### Task inputs ###

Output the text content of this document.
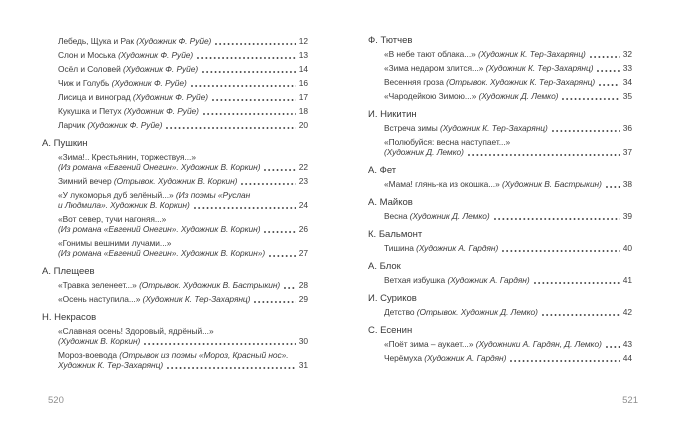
Лебедь, Щука и Рак (Художник Ф. Руйе)	12
Слон и Моська (Художник Ф. Руйе)	13
Осёл и Соловей (Художник Ф. Руйе)	14
Чиж и Голубь (Художник Ф. Руйе)	16
Лисица и виноград (Художник Ф. Руйе)	17
Кукушка и Петух (Художник Ф. Руйе)	18
Ларчик (Художник Ф. Руйе)	20
А. Пушкин
«Зима!.. Крестьянин, торжествуя...»
(Из романа «Евгений Онегин». Художник В. Коркин)	22
Зимний вечер (Отрывок. Художник В. Коркин)	23
«У лукоморья дуб зелёный...» (Из поэмы «Руслан
и Людмила». Художник В. Коркин)	24
«Вот север, тучи нагоняя...»
(Из романа «Евгений Онегин». Художник В. Коркин)	26
«Гонимы вешними лучами...»
(Из романа «Евгений Онегин». Художник В. Коркин»)	27
А. Плещеев
«Травка зеленеет...» (Отрывок. Художник В. Бастрыкин) 28
«Осень наступила...» (Художник К. Тер-Захарянц)	29
Н. Некрасов
«Славная осень! Здоровый, ядрёный...»
(Художник В. Коркин)	30
Мороз-воевода (Отрывок из поэмы «Мороз, Красный нос».
Художник К. Тер-Захарянц)	31
Ф. Тютчев
«В небе тают облака...» (Художник К. Тер-Захарянц)	32
«Зима недаром злится...» (Художник К. Тер-Захарянц)	33
Весенняя гроза (Отрывок. Художник К. Тер-Захарянц)	34
«Чародейкою Зимою...» (Художник Д. Лемко)	35
И. Никитин
Встреча зимы (Художник К. Тер-Захарянц)	36
«Полюбуйся: весна наступает...»
(Художник Д. Лемко)	37
А. Фет
«Мама! глянь-ка из окошка...» (Художник В. Бастрыкин) 38
А. Майков
Весна (Художник Д. Лемко)	39
К. Бальмонт
Тишина (Художник А. Гардян)	40
А. Блок
Ветхая избушка (Художник А. Гардян)	41
И. Суриков
Детство (Отрывок. Художник Д. Лемко)	42
С. Есенин
«Поёт зима – аукает...» (Художники А. Гардян, Д. Лемко) 43
Черёмуха (Художник А. Гардян)	44
520	521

###

Problem details: Your task is to copy the entries in full and exactly, without any images.

Written reply:
Output the text content of this document.
Лебедь, Щука и Рак (Художник Ф. Руйе)	12
Слон и Моська (Художник Ф. Руйе)	13
Осёл и Соловей (Художник Ф. Руйе)	14
Чиж и Голубь (Художник Ф. Руйе)	16
Лисица и виноград (Художник Ф. Руйе)	17
Кукушка и Петух (Художник Ф. Руйе)	18
Ларчик (Художник Ф. Руйе)	20
А. Пушкин
«Зима!.. Крестьянин, торжествуя...»
(Из романа «Евгений Онегин». Художник В. Коркин)	22
Зимний вечер (Отрывок. Художник В. Коркин)	23
«У лукоморья дуб зелёный...» (Из поэмы «Руслан
и Людмила». Художник В. Коркин)	24
«Вот север, тучи нагоняя...»
(Из романа «Евгений Онегин». Художник В. Коркин)	26
«Гонимы вешними лучами...»
(Из романа «Евгений Онегин». Художник В. Коркин»)	27
А. Плещеев
«Травка зеленеет...» (Отрывок. Художник В. Бастрыкин) 28
«Осень наступила...» (Художник К. Тер-Захарянц)	29
Н. Некрасов
«Славная осень! Здоровый, ядрёный...»
(Художник В. Коркин)	30
Мороз-воевода (Отрывок из поэмы «Мороз, Красный нос».
Художник К. Тер-Захарянц)	31
Ф. Тютчев
«В небе тают облака...» (Художник К. Тер-Захарянц)	32
«Зима недаром злится...» (Художник К. Тер-Захарянц)	33
Весенняя гроза (Отрывок. Художник К. Тер-Захарянц)	34
«Чародейкою Зимою...» (Художник Д. Лемко)	35
И. Никитин
Встреча зимы (Художник К. Тер-Захарянц)	36
«Полюбуйся: весна наступает...»
(Художник Д. Лемко)	37
А. Фет
«Мама! глянь-ка из окошка...» (Художник В. Бастрыкин) 38
А. Майков
Весна (Художник Д. Лемко)	39
К. Бальмонт
Тишина (Художник А. Гардян)	40
А. Блок
Ветхая избушка (Художник А. Гардян)	41
И. Суриков
Детство (Отрывок. Художник Д. Лемко)	42
С. Есенин
«Поёт зима – аукает...» (Художники А. Гардян, Д. Лемко) 43
Черёмуха (Художник А. Гардян)	44
520	521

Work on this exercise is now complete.